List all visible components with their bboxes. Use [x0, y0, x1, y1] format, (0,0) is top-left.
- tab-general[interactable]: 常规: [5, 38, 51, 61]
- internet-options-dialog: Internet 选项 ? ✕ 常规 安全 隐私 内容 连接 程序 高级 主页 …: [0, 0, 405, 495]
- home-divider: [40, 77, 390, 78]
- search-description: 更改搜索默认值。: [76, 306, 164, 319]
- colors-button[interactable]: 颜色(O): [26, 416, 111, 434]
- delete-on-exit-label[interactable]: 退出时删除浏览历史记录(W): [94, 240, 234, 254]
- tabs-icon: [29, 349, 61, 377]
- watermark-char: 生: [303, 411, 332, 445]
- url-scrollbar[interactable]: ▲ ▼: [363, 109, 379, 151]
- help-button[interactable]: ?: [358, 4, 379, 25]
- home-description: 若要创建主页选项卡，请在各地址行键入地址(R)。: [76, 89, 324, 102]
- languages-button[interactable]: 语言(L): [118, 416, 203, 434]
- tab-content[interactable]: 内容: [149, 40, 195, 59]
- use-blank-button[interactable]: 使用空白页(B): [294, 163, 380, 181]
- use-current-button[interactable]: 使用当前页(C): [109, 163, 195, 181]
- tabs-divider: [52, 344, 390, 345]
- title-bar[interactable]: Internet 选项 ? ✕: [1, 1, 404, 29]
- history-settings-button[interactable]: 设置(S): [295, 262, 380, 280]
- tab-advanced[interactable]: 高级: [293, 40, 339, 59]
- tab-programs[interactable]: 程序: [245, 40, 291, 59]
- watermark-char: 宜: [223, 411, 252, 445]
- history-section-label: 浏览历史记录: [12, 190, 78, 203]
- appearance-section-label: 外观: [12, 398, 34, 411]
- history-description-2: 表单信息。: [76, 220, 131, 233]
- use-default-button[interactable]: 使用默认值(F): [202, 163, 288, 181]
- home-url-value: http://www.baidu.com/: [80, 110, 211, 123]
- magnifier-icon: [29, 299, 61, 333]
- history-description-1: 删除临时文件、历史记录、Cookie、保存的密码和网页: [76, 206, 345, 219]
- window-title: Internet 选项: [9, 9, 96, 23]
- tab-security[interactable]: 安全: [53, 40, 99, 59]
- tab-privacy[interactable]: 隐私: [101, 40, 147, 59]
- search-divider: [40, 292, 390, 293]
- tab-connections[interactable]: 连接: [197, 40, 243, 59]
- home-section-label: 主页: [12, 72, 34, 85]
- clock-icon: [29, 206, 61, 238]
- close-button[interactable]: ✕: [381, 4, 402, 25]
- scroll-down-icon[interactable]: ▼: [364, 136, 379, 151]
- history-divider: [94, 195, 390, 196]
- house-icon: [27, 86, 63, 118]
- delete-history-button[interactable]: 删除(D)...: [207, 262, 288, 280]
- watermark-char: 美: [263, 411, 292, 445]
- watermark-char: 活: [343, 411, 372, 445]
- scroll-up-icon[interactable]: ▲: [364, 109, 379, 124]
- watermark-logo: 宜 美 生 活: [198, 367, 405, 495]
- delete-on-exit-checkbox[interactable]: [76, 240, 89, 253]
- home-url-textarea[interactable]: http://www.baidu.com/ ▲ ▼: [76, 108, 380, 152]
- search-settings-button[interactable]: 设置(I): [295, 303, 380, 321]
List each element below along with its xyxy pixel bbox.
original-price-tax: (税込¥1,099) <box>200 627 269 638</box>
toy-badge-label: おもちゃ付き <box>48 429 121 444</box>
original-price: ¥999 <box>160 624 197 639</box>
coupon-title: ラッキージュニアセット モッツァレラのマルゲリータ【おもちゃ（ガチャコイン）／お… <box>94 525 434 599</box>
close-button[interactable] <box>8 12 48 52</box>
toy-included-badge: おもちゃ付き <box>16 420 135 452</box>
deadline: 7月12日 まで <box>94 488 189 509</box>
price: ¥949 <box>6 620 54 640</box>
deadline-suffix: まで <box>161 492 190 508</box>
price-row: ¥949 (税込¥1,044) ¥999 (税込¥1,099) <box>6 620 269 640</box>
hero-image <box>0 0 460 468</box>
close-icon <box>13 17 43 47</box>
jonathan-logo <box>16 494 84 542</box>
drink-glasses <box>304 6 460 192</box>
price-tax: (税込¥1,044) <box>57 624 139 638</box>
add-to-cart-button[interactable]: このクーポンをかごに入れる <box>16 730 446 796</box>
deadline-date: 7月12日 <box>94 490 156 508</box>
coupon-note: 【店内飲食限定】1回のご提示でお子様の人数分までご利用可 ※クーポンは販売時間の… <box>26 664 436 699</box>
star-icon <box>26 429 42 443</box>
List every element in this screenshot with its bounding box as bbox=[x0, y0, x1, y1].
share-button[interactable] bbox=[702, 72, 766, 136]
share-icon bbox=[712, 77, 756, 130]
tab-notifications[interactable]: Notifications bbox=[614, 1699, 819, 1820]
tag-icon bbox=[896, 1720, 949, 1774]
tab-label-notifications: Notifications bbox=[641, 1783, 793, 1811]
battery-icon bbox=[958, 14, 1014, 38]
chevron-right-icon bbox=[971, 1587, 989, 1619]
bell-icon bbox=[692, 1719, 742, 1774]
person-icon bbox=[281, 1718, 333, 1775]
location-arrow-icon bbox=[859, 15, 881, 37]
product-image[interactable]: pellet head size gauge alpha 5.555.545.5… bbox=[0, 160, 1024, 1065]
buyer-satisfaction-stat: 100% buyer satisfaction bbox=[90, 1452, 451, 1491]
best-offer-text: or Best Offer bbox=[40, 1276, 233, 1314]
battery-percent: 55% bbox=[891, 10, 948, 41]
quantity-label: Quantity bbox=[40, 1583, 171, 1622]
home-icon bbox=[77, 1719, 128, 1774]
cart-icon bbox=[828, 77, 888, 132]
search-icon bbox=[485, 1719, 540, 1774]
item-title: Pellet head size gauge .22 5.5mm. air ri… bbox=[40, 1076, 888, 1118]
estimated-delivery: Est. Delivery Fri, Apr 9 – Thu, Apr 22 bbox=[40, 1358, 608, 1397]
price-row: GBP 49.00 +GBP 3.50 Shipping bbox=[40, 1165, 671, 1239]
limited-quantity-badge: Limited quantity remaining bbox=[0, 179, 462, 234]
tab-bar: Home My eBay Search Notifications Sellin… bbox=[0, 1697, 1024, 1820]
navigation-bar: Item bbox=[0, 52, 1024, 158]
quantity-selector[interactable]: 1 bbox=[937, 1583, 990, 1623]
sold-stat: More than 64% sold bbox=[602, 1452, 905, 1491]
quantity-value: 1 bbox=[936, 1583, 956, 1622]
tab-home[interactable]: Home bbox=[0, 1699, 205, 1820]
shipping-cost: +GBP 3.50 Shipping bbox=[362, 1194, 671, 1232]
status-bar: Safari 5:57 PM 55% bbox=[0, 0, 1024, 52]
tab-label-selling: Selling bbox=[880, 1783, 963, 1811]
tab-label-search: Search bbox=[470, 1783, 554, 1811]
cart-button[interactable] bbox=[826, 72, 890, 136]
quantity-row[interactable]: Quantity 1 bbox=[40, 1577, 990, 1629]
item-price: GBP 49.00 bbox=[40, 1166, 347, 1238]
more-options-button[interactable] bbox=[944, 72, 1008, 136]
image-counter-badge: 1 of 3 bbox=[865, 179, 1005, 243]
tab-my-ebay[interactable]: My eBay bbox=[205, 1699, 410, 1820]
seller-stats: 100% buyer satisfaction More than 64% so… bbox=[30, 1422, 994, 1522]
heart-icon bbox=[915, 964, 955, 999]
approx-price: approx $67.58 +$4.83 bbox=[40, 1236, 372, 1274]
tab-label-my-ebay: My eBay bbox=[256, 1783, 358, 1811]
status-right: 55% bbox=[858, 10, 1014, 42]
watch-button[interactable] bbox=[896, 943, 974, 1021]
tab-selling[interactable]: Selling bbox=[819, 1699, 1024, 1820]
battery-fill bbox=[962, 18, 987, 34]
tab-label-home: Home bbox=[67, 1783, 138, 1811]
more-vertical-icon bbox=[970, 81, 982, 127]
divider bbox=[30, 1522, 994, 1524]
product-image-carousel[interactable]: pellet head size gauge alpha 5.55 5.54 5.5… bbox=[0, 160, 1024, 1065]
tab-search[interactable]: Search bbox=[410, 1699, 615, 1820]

■ ■ ■

[TASK TO CARRY OUT]
Extract the entries above verbatim, starting from their first line and ending with the line that contains "- watermark-char: 宜: [223, 411, 252, 445]", including both of those lines.

[EXERCISE SOLUTION]
List all visible components with their bboxes. Use [x0, y0, x1, y1] format, (0,0) is top-left.
- tab-general[interactable]: 常规: [5, 38, 51, 61]
- internet-options-dialog: Internet 选项 ? ✕ 常规 安全 隐私 内容 连接 程序 高级 主页 …: [0, 0, 405, 495]
- home-divider: [40, 77, 390, 78]
- search-description: 更改搜索默认值。: [76, 306, 164, 319]
- colors-button[interactable]: 颜色(O): [26, 416, 111, 434]
- delete-on-exit-label[interactable]: 退出时删除浏览历史记录(W): [94, 240, 234, 254]
- tabs-icon: [29, 349, 61, 377]
- watermark-char: 生: [303, 411, 332, 445]
- url-scrollbar[interactable]: ▲ ▼: [363, 109, 379, 151]
- help-button[interactable]: ?: [358, 4, 379, 25]
- home-description: 若要创建主页选项卡，请在各地址行键入地址(R)。: [76, 89, 324, 102]
- languages-button[interactable]: 语言(L): [118, 416, 203, 434]
- tab-content[interactable]: 内容: [149, 40, 195, 59]
- use-blank-button[interactable]: 使用空白页(B): [294, 163, 380, 181]
- use-current-button[interactable]: 使用当前页(C): [109, 163, 195, 181]
- tabs-divider: [52, 344, 390, 345]
- title-bar[interactable]: Internet 选项 ? ✕: [1, 1, 404, 29]
- history-settings-button[interactable]: 设置(S): [295, 262, 380, 280]
- tab-advanced[interactable]: 高级: [293, 40, 339, 59]
- tab-programs[interactable]: 程序: [245, 40, 291, 59]
- watermark-char: 宜: [223, 411, 252, 445]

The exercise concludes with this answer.